--- Exercise details ---
Write out all of the data without omission, exactly as shown.

--- Saved data entries ---
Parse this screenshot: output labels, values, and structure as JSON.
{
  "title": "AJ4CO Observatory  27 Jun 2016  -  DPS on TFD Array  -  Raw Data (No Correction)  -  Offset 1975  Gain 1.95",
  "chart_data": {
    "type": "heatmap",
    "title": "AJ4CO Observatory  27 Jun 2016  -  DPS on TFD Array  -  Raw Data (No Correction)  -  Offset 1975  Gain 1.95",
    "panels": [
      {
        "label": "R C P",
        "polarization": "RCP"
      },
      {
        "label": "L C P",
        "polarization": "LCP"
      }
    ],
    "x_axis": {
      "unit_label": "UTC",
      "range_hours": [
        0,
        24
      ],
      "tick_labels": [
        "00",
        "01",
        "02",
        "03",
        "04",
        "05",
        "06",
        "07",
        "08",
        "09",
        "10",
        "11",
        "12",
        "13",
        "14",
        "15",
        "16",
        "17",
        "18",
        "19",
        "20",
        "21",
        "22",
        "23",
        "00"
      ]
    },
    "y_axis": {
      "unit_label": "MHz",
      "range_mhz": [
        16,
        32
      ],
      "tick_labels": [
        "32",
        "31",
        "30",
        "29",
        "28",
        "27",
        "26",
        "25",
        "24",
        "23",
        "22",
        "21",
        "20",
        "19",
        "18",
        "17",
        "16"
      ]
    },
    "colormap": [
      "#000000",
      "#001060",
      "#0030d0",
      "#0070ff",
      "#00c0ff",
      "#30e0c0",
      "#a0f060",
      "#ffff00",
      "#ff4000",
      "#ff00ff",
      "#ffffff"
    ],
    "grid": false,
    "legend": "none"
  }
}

--- Written response ---
Parse this screenshot: output labels, values, and structure as JSON.
{
  "title": "AJ4CO Observatory  27 Jun 2016  -  DPS on TFD Array  -  Raw Data (No Correction)  -  Offset 1975  Gain 1.95",
  "chart_data": {
    "type": "heatmap",
    "title": "AJ4CO Observatory  27 Jun 2016  -  DPS on TFD Array  -  Raw Data (No Correction)  -  Offset 1975  Gain 1.95",
    "panels": [
      {
        "label": "R C P",
        "polarization": "RCP"
      },
      {
        "label": "L C P",
        "polarization": "LCP"
      }
    ],
    "x_axis": {
      "unit_label": "UTC",
      "range_hours": [
        0,
        24
      ],
      "tick_labels": [
        "00",
        "01",
        "02",
        "03",
        "04",
        "05",
        "06",
        "07",
        "08",
        "09",
        "10",
        "11",
        "12",
        "13",
        "14",
        "15",
        "16",
        "17",
        "18",
        "19",
        "20",
        "21",
        "22",
        "23",
        "00"
      ]
    },
    "y_axis": {
      "unit_label": "MHz",
      "range_mhz": [
        16,
        32
      ],
      "tick_labels": [
        "32",
        "31",
        "30",
        "29",
        "28",
        "27",
        "26",
        "25",
        "24",
        "23",
        "22",
        "21",
        "20",
        "19",
        "18",
        "17",
        "16"
      ]
    },
    "colormap": [
      "#000000",
      "#001060",
      "#0030d0",
      "#0070ff",
      "#00c0ff",
      "#30e0c0",
      "#a0f060",
      "#ffff00",
      "#ff4000",
      "#ff00ff",
      "#ffffff"
    ],
    "grid": false,
    "legend": "none"
  }
}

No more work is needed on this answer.